Entries from a dataset

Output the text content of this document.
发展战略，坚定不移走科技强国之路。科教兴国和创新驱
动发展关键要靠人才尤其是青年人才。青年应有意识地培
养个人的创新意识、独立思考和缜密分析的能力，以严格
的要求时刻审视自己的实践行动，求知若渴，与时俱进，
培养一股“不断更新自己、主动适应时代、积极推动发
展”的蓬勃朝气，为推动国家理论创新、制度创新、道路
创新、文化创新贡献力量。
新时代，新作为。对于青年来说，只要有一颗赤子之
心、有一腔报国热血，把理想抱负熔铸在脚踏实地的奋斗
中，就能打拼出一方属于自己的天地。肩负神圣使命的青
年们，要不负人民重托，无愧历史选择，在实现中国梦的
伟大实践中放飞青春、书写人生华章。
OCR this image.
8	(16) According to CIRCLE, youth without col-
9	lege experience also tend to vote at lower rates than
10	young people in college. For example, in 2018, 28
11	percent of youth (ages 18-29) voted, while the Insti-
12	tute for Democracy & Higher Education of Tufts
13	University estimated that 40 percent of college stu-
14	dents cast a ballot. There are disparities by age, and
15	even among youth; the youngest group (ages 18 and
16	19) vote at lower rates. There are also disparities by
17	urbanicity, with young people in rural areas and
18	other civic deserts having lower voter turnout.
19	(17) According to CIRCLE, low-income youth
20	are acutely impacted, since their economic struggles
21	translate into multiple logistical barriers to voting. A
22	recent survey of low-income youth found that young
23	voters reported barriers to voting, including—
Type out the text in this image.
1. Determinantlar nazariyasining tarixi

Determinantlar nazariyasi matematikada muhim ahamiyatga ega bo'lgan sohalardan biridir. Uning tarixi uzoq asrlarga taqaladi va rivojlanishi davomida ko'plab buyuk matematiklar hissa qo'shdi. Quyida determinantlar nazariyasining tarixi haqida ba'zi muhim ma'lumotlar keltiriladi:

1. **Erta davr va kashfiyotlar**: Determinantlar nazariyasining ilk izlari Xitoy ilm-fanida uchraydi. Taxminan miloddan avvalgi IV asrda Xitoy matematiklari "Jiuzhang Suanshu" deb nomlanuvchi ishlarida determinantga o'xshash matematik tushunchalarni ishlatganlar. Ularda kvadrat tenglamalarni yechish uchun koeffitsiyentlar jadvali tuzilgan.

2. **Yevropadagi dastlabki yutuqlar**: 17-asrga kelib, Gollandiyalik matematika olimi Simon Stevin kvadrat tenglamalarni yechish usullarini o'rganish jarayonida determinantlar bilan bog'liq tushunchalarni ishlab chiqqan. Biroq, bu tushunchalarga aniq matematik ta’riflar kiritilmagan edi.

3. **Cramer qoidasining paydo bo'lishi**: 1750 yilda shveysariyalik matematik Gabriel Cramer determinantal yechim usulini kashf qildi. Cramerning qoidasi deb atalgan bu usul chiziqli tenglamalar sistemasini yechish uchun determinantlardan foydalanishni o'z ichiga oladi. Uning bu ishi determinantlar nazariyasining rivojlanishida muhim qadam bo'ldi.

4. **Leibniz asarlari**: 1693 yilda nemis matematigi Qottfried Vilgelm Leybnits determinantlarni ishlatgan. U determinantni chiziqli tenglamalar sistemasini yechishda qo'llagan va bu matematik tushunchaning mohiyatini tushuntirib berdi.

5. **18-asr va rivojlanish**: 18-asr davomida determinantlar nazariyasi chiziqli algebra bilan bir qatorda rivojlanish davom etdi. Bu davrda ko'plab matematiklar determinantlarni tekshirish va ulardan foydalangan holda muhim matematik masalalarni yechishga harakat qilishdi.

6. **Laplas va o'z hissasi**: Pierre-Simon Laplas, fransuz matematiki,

▸ Exercise:
Look above for every line with the word "According" and copy it.

▸ Written answer:
8	(16) According to CIRCLE, youth without col-
19	(17) According to CIRCLE, low-income youth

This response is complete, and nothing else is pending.